Only a number is expected: how many lines in the data below contain the word "Friendly".

(Data excerpts)
## Start

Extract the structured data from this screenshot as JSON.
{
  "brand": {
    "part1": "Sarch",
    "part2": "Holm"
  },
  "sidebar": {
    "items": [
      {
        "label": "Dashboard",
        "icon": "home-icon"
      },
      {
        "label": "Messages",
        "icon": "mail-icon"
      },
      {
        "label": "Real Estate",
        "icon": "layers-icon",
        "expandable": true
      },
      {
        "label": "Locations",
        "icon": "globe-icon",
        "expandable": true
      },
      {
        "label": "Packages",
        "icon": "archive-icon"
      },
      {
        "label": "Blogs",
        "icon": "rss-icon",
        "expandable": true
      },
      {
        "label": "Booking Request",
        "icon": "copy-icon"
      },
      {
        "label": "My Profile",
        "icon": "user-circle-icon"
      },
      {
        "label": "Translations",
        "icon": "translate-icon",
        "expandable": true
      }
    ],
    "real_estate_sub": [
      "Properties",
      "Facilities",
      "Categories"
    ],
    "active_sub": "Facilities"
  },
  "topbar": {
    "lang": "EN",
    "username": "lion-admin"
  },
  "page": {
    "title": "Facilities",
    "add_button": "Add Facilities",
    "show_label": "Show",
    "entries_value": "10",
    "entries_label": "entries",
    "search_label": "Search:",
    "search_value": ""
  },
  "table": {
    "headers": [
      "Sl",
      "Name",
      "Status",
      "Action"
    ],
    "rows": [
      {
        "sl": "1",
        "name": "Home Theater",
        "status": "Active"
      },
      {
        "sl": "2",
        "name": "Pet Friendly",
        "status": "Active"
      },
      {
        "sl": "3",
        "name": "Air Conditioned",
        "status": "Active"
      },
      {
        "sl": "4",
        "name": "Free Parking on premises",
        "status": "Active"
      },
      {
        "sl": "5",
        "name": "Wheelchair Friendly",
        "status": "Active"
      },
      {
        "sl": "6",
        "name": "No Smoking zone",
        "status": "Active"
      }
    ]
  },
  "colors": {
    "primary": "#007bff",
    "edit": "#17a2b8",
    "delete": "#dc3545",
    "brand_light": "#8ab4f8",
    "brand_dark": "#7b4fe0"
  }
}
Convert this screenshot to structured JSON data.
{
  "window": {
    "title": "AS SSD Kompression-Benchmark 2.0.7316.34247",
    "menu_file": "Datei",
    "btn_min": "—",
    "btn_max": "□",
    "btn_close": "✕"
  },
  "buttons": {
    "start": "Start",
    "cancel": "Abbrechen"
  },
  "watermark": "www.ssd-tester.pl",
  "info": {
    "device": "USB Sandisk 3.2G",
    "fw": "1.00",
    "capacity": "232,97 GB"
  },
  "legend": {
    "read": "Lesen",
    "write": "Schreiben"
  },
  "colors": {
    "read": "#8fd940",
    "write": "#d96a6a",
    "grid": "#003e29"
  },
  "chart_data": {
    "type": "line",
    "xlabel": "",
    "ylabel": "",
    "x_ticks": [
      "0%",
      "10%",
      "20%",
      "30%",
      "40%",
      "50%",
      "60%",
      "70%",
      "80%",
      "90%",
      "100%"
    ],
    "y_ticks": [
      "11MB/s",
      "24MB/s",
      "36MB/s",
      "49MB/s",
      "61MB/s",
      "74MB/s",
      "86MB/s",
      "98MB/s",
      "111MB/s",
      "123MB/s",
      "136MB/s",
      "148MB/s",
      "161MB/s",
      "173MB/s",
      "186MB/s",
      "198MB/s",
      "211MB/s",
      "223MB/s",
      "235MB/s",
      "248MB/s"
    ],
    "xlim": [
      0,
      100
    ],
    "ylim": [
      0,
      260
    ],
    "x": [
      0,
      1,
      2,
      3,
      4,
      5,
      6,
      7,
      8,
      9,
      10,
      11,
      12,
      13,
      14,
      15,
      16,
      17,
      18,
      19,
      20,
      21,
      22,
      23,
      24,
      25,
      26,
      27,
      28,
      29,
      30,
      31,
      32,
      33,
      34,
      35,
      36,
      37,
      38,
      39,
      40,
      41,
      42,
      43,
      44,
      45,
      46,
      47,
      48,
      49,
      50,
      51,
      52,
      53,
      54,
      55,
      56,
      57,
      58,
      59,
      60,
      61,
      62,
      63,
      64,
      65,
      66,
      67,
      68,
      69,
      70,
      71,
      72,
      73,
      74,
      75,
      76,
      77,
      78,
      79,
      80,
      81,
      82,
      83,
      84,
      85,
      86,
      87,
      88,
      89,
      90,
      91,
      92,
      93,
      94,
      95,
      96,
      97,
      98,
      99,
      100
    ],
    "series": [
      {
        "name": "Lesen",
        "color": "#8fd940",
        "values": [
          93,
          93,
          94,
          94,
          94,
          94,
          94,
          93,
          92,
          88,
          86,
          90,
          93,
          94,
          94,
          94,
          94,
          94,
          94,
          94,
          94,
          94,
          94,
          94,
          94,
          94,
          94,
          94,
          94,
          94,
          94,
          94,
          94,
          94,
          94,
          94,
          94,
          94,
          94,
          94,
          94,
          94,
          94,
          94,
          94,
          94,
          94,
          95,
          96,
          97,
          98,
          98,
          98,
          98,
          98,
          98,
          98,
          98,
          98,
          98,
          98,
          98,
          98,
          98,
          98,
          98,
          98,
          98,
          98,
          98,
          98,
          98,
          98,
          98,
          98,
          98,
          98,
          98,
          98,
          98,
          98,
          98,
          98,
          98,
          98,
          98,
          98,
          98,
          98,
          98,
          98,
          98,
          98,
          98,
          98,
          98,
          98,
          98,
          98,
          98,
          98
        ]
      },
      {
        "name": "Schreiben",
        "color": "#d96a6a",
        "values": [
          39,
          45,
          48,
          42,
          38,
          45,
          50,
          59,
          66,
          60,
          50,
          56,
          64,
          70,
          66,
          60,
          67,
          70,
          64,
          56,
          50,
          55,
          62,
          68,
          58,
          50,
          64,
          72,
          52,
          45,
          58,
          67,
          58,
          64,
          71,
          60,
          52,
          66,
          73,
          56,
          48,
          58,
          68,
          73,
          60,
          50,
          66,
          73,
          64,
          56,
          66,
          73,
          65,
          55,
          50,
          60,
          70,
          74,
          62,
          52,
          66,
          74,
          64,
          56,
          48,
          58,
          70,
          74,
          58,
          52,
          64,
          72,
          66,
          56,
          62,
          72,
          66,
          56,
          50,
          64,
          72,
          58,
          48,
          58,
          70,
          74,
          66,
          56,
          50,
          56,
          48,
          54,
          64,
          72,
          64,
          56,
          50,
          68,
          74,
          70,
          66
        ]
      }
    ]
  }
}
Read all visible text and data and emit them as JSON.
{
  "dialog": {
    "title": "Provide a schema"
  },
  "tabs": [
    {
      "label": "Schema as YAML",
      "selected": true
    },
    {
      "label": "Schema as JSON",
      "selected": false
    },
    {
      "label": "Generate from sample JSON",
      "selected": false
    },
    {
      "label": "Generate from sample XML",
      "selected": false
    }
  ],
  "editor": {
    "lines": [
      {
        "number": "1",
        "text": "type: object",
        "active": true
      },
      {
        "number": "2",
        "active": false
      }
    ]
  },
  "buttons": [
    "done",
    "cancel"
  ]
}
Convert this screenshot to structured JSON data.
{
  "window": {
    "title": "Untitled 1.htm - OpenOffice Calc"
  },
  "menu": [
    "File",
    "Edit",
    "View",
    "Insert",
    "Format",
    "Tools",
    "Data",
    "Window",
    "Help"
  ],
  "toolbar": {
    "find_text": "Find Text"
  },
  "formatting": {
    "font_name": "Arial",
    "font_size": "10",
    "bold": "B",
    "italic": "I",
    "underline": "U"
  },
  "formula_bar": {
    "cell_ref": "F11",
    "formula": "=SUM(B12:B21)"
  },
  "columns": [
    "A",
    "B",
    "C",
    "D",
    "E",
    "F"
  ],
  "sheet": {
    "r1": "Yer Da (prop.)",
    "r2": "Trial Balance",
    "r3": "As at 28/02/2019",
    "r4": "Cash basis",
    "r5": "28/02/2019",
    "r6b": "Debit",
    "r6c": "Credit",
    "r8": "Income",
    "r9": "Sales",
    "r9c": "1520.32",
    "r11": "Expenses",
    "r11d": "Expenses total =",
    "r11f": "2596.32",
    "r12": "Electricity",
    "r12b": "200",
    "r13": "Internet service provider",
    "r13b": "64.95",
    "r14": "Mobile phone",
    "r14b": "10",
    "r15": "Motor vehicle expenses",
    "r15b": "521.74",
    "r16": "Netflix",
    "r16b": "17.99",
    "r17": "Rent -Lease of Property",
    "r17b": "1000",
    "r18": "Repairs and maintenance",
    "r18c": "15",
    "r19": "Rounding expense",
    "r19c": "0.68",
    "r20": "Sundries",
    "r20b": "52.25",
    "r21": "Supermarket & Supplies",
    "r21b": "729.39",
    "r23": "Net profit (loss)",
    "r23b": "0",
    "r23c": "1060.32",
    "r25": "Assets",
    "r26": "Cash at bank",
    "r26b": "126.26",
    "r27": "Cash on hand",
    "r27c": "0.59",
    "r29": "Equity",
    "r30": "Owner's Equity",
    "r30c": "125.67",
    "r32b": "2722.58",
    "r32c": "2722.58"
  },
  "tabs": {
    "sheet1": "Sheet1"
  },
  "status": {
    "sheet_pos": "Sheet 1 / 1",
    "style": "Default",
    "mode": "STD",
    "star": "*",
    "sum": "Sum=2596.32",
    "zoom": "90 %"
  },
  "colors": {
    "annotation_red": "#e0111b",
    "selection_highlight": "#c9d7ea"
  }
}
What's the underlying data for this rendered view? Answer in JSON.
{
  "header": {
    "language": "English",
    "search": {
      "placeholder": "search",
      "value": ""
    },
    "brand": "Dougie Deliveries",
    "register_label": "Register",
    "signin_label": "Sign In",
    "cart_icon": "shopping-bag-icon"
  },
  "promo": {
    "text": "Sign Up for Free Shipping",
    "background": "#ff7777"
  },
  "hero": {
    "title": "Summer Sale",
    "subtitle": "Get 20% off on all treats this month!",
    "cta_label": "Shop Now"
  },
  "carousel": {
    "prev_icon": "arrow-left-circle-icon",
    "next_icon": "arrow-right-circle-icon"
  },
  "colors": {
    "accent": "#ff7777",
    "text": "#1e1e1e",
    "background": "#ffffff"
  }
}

## End

▸ **The answer**: 2